INPUT MATERIAL:
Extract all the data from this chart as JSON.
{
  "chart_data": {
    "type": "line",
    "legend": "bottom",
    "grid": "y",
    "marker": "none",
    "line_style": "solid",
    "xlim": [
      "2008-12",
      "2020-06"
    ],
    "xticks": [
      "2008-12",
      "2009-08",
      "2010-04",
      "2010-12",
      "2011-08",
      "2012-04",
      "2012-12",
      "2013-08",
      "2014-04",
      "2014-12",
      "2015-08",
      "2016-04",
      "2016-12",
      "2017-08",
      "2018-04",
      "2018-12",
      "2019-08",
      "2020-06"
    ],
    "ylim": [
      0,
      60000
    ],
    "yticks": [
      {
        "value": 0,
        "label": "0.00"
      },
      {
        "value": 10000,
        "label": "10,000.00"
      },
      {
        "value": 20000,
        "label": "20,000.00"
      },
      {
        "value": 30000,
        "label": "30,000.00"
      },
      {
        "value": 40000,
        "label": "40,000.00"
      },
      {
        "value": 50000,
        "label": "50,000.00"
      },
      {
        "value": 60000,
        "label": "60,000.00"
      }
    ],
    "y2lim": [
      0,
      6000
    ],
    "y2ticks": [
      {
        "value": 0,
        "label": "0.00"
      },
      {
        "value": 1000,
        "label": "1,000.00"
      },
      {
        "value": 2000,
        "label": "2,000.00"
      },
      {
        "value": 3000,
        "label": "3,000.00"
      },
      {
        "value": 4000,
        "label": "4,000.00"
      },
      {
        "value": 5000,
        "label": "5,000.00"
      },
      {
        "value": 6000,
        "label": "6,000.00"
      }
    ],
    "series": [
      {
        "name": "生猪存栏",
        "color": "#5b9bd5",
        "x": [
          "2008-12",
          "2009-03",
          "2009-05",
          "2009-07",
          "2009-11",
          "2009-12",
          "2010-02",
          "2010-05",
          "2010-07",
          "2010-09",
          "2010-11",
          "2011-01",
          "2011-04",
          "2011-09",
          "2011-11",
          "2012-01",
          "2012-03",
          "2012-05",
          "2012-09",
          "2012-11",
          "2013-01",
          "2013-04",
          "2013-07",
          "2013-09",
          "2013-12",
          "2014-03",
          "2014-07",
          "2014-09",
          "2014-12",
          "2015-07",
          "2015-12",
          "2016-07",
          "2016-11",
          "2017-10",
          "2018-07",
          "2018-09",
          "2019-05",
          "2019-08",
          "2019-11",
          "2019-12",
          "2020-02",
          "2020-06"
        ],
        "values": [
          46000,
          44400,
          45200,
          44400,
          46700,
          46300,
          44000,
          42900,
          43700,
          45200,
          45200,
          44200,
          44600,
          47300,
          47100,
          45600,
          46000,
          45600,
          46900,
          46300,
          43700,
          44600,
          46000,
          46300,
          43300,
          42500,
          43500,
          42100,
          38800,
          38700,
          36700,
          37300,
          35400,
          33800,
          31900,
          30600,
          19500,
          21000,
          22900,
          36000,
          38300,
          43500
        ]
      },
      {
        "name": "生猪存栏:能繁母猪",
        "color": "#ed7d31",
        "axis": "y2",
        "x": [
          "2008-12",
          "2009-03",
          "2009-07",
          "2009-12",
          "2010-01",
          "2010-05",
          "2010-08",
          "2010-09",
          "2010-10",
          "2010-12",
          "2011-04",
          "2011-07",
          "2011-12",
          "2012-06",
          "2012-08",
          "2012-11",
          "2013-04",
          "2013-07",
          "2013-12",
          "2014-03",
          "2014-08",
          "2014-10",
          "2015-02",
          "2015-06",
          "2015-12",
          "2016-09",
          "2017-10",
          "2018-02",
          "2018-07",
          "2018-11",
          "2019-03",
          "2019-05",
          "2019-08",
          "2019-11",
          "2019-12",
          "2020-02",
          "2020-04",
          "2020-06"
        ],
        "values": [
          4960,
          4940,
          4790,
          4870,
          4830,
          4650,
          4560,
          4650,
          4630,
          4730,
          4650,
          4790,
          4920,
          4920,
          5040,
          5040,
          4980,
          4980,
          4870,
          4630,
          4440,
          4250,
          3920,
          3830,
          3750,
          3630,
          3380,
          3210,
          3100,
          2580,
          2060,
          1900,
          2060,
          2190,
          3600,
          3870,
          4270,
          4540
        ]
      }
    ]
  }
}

TASK DESCRIPTION: Please restate the data word for word, every record included.

RESPONSE TO THIS TASK:
Extract all the data from this chart as JSON.
{
  "chart_data": {
    "type": "line",
    "legend": "bottom",
    "grid": "y",
    "marker": "none",
    "line_style": "solid",
    "xlim": [
      "2008-12",
      "2020-06"
    ],
    "xticks": [
      "2008-12",
      "2009-08",
      "2010-04",
      "2010-12",
      "2011-08",
      "2012-04",
      "2012-12",
      "2013-08",
      "2014-04",
      "2014-12",
      "2015-08",
      "2016-04",
      "2016-12",
      "2017-08",
      "2018-04",
      "2018-12",
      "2019-08",
      "2020-06"
    ],
    "ylim": [
      0,
      60000
    ],
    "yticks": [
      {
        "value": 0,
        "label": "0.00"
      },
      {
        "value": 10000,
        "label": "10,000.00"
      },
      {
        "value": 20000,
        "label": "20,000.00"
      },
      {
        "value": 30000,
        "label": "30,000.00"
      },
      {
        "value": 40000,
        "label": "40,000.00"
      },
      {
        "value": 50000,
        "label": "50,000.00"
      },
      {
        "value": 60000,
        "label": "60,000.00"
      }
    ],
    "y2lim": [
      0,
      6000
    ],
    "y2ticks": [
      {
        "value": 0,
        "label": "0.00"
      },
      {
        "value": 1000,
        "label": "1,000.00"
      },
      {
        "value": 2000,
        "label": "2,000.00"
      },
      {
        "value": 3000,
        "label": "3,000.00"
      },
      {
        "value": 4000,
        "label": "4,000.00"
      },
      {
        "value": 5000,
        "label": "5,000.00"
      },
      {
        "value": 6000,
        "label": "6,000.00"
      }
    ],
    "series": [
      {
        "name": "生猪存栏",
        "color": "#5b9bd5",
        "x": [
          "2008-12",
          "2009-03",
          "2009-05",
          "2009-07",
          "2009-11",
          "2009-12",
          "2010-02",
          "2010-05",
          "2010-07",
          "2010-09",
          "2010-11",
          "2011-01",
          "2011-04",
          "2011-09",
          "2011-11",
          "2012-01",
          "2012-03",
          "2012-05",
          "2012-09",
          "2012-11",
          "2013-01",
          "2013-04",
          "2013-07",
          "2013-09",
          "2013-12",
          "2014-03",
          "2014-07",
          "2014-09",
          "2014-12",
          "2015-07",
          "2015-12",
          "2016-07",
          "2016-11",
          "2017-10",
          "2018-07",
          "2018-09",
          "2019-05",
          "2019-08",
          "2019-11",
          "2019-12",
          "2020-02",
          "2020-06"
        ],
        "values": [
          46000,
          44400,
          45200,
          44400,
          46700,
          46300,
          44000,
          42900,
          43700,
          45200,
          45200,
          44200,
          44600,
          47300,
          47100,
          45600,
          46000,
          45600,
          46900,
          46300,
          43700,
          44600,
          46000,
          46300,
          43300,
          42500,
          43500,
          42100,
          38800,
          38700,
          36700,
          37300,
          35400,
          33800,
          31900,
          30600,
          19500,
          21000,
          22900,
          36000,
          38300,
          43500
        ]
      },
      {
        "name": "生猪存栏:能繁母猪",
        "color": "#ed7d31",
        "axis": "y2",
        "x": [
          "2008-12",
          "2009-03",
          "2009-07",
          "2009-12",
          "2010-01",
          "2010-05",
          "2010-08",
          "2010-09",
          "2010-10",
          "2010-12",
          "2011-04",
          "2011-07",
          "2011-12",
          "2012-06",
          "2012-08",
          "2012-11",
          "2013-04",
          "2013-07",
          "2013-12",
          "2014-03",
          "2014-08",
          "2014-10",
          "2015-02",
          "2015-06",
          "2015-12",
          "2016-09",
          "2017-10",
          "2018-02",
          "2018-07",
          "2018-11",
          "2019-03",
          "2019-05",
          "2019-08",
          "2019-11",
          "2019-12",
          "2020-02",
          "2020-04",
          "2020-06"
        ],
        "values": [
          4960,
          4940,
          4790,
          4870,
          4830,
          4650,
          4560,
          4650,
          4630,
          4730,
          4650,
          4790,
          4920,
          4920,
          5040,
          5040,
          4980,
          4980,
          4870,
          4630,
          4440,
          4250,
          3920,
          3830,
          3750,
          3630,
          3380,
          3210,
          3100,
          2580,
          2060,
          1900,
          2060,
          2190,
          3600,
          3870,
          4270,
          4540
        ]
      }
    ]
  }
}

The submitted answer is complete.